SET EXERCISE = Copy the listing below, swapping "forming process" for "shaping process" and leaving everything else unchanged.

# DATA FOR THIS EXERCISE start

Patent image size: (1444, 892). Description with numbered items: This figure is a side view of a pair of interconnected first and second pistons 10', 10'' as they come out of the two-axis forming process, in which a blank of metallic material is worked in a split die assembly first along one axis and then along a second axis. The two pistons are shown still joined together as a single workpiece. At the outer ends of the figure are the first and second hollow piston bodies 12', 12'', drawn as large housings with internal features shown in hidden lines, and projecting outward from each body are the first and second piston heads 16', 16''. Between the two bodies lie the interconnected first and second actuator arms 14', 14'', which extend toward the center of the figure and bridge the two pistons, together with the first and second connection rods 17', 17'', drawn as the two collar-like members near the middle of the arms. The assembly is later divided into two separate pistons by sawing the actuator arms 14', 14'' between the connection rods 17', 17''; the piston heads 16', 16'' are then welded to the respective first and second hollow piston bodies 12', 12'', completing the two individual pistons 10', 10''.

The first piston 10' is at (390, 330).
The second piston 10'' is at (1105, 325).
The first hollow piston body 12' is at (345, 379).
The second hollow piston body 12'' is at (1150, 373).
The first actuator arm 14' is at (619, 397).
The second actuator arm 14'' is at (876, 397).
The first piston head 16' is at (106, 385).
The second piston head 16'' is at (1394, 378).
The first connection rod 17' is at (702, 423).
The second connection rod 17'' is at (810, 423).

# DATA FOR THIS EXERCISE end

COMPLETED TASK =
Patent image size: (1444, 892). Description with numbered items: This figure is a side view of a pair of interconnected first and second pistons 10', 10'' as they come out of the two-axis shaping process, in which a blank of metallic material is worked in a split die assembly first along one axis and then along a second axis. The two pistons are shown still joined together as a single workpiece. At the outer ends of the figure are the first and second hollow piston bodies 12', 12'', drawn as large housings with internal features shown in hidden lines, and projecting outward from each body are the first and second piston heads 16', 16''. Between the two bodies lie the interconnected first and second actuator arms 14', 14'', which extend toward the center of the figure and bridge the two pistons, together with the first and second connection rods 17', 17'', drawn as the two collar-like members near the middle of the arms. The assembly is later divided into two separate pistons by sawing the actuator arms 14', 14'' between the connection rods 17', 17''; the piston heads 16', 16'' are then welded to the respective first and second hollow piston bodies 12', 12'', completing the two individual pistons 10', 10''.

The first piston 10' is at (390, 330).
The second piston 10'' is at (1105, 325).
The first hollow piston body 12' is at (345, 379).
The second hollow piston body 12'' is at (1150, 373).
The first actuator arm 14' is at (619, 397).
The second actuator arm 14'' is at (876, 397).
The first piston head 16' is at (106, 385).
The second piston head 16'' is at (1394, 378).
The first connection rod 17' is at (702, 423).
The second connection rod 17'' is at (810, 423).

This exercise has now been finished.